**Written task**.
Tally the lines containing "陕西天启发行有限公司" and report the number alone.

**Materials provided**.
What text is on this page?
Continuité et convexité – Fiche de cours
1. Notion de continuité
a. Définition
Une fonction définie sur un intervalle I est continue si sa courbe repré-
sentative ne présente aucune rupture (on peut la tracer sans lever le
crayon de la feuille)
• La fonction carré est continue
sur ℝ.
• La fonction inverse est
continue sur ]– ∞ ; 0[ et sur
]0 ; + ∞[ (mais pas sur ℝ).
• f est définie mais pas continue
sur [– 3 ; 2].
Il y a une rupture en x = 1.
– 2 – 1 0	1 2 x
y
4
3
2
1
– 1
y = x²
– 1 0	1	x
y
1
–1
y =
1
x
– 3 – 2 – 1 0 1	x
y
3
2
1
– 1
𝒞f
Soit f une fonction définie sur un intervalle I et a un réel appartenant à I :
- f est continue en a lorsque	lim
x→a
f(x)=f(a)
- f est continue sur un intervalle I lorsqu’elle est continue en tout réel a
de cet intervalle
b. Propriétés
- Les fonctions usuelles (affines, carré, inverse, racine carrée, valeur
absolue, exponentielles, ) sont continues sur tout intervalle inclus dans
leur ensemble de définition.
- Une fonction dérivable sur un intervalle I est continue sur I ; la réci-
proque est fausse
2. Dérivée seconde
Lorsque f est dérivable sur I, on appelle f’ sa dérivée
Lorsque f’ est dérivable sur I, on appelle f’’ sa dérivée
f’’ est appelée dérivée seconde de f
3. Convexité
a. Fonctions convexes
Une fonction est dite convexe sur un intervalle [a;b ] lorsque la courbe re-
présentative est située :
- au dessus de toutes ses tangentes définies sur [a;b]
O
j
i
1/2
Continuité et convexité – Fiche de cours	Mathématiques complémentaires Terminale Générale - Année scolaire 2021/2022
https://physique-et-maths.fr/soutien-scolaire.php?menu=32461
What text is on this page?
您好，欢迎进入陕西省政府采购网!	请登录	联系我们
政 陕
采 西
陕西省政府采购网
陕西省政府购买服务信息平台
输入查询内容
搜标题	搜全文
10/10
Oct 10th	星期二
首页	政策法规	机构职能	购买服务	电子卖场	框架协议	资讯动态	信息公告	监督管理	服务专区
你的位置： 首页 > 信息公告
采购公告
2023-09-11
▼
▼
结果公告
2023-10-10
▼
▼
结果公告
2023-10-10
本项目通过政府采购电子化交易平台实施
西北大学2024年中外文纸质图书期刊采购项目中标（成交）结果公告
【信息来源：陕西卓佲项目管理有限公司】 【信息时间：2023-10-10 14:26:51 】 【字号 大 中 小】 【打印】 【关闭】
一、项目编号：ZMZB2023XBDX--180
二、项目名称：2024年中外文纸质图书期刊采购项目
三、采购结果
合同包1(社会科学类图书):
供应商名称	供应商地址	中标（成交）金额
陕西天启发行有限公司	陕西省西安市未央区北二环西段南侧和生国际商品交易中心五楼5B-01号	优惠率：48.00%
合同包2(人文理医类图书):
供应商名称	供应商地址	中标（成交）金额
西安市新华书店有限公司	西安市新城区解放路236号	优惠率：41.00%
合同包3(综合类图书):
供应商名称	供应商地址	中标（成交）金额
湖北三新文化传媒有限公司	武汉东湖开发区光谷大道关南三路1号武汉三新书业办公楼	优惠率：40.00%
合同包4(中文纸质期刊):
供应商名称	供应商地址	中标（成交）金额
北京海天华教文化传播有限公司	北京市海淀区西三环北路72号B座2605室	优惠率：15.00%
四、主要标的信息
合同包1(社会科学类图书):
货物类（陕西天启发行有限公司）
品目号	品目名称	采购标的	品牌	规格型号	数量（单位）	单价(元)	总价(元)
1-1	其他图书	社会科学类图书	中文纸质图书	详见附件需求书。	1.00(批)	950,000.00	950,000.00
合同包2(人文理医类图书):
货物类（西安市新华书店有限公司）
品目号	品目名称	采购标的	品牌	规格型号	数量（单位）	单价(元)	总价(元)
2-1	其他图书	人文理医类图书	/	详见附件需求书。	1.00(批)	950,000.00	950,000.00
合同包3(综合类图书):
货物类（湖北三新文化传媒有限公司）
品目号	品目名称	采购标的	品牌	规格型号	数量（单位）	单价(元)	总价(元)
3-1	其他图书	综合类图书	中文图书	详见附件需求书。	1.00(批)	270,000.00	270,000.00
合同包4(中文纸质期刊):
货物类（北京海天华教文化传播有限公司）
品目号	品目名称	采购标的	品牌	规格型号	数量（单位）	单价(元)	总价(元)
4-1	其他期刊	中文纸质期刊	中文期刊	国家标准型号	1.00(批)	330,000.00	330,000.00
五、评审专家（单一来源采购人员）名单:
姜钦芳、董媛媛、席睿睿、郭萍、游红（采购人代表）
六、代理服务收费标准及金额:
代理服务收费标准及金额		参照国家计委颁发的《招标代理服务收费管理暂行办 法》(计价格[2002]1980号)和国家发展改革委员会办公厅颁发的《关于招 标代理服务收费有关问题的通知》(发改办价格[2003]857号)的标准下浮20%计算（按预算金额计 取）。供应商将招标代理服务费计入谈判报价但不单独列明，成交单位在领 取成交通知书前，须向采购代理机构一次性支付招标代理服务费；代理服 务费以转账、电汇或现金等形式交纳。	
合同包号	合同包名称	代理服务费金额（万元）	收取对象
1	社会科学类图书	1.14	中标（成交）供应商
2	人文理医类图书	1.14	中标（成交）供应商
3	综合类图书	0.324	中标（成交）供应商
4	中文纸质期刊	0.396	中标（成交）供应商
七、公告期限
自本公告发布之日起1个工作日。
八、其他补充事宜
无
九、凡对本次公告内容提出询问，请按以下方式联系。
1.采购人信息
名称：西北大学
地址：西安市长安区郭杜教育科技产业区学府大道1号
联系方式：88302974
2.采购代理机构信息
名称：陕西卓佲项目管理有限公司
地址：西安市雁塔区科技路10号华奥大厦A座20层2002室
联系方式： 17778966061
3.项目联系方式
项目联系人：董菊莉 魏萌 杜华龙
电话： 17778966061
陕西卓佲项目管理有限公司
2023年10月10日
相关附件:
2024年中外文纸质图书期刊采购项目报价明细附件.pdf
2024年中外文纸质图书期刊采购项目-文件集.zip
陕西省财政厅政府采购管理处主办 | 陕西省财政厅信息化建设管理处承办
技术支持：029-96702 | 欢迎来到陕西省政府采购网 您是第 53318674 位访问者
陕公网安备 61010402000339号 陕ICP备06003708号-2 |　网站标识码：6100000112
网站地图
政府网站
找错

**Task solution**.
2